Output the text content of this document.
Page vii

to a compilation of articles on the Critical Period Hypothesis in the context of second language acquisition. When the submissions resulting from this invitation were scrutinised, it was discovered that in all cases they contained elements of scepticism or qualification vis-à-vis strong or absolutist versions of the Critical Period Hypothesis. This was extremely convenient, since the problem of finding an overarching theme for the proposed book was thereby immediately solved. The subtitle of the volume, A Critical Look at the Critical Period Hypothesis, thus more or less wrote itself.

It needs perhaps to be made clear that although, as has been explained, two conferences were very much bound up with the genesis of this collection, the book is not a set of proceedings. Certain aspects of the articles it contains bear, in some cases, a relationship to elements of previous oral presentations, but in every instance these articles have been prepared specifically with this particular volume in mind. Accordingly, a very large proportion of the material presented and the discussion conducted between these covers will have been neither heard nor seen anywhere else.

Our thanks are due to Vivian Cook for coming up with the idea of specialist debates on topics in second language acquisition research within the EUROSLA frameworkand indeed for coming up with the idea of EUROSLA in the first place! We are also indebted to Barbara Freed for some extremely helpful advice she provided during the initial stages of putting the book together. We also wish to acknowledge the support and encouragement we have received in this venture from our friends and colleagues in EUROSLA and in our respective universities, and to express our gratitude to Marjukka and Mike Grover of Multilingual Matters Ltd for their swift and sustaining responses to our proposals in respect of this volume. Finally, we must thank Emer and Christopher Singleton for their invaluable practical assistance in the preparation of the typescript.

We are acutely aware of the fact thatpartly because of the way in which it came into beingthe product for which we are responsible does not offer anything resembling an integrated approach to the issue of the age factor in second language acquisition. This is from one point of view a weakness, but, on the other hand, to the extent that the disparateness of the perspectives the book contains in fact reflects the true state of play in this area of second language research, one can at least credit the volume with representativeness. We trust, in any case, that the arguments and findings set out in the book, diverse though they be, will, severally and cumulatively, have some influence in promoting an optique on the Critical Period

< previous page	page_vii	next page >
================================
#### PROBLEM STATEMENT:
Retype the records that precede this task, keeping them exactly the same.

#### EXERCISE ANSWER:
Output the text content of this document.
Page vii

to a compilation of articles on the Critical Period Hypothesis in the context of second language acquisition. When the submissions resulting from this invitation were scrutinised, it was discovered that in all cases they contained elements of scepticism or qualification vis-à-vis strong or absolutist versions of the Critical Period Hypothesis. This was extremely convenient, since the problem of finding an overarching theme for the proposed book was thereby immediately solved. The subtitle of the volume, A Critical Look at the Critical Period Hypothesis, thus more or less wrote itself.

It needs perhaps to be made clear that although, as has been explained, two conferences were very much bound up with the genesis of this collection, the book is not a set of proceedings. Certain aspects of the articles it contains bear, in some cases, a relationship to elements of previous oral presentations, but in every instance these articles have been prepared specifically with this particular volume in mind. Accordingly, a very large proportion of the material presented and the discussion conducted between these covers will have been neither heard nor seen anywhere else.

Our thanks are due to Vivian Cook for coming up with the idea of specialist debates on topics in second language acquisition research within the EUROSLA frameworkand indeed for coming up with the idea of EUROSLA in the first place! We are also indebted to Barbara Freed for some extremely helpful advice she provided during the initial stages of putting the book together. We also wish to acknowledge the support and encouragement we have received in this venture from our friends and colleagues in EUROSLA and in our respective universities, and to express our gratitude to Marjukka and Mike Grover of Multilingual Matters Ltd for their swift and sustaining responses to our proposals in respect of this volume. Finally, we must thank Emer and Christopher Singleton for their invaluable practical assistance in the preparation of the typescript.

We are acutely aware of the fact thatpartly because of the way in which it came into beingthe product for which we are responsible does not offer anything resembling an integrated approach to the issue of the age factor in second language acquisition. This is from one point of view a weakness, but, on the other hand, to the extent that the disparateness of the perspectives the book contains in fact reflects the true state of play in this area of second language research, one can at least credit the volume with representativeness. We trust, in any case, that the arguments and findings set out in the book, diverse though they be, will, severally and cumulatively, have some influence in promoting an optique on the Critical Period

< previous page	page_vii	next page >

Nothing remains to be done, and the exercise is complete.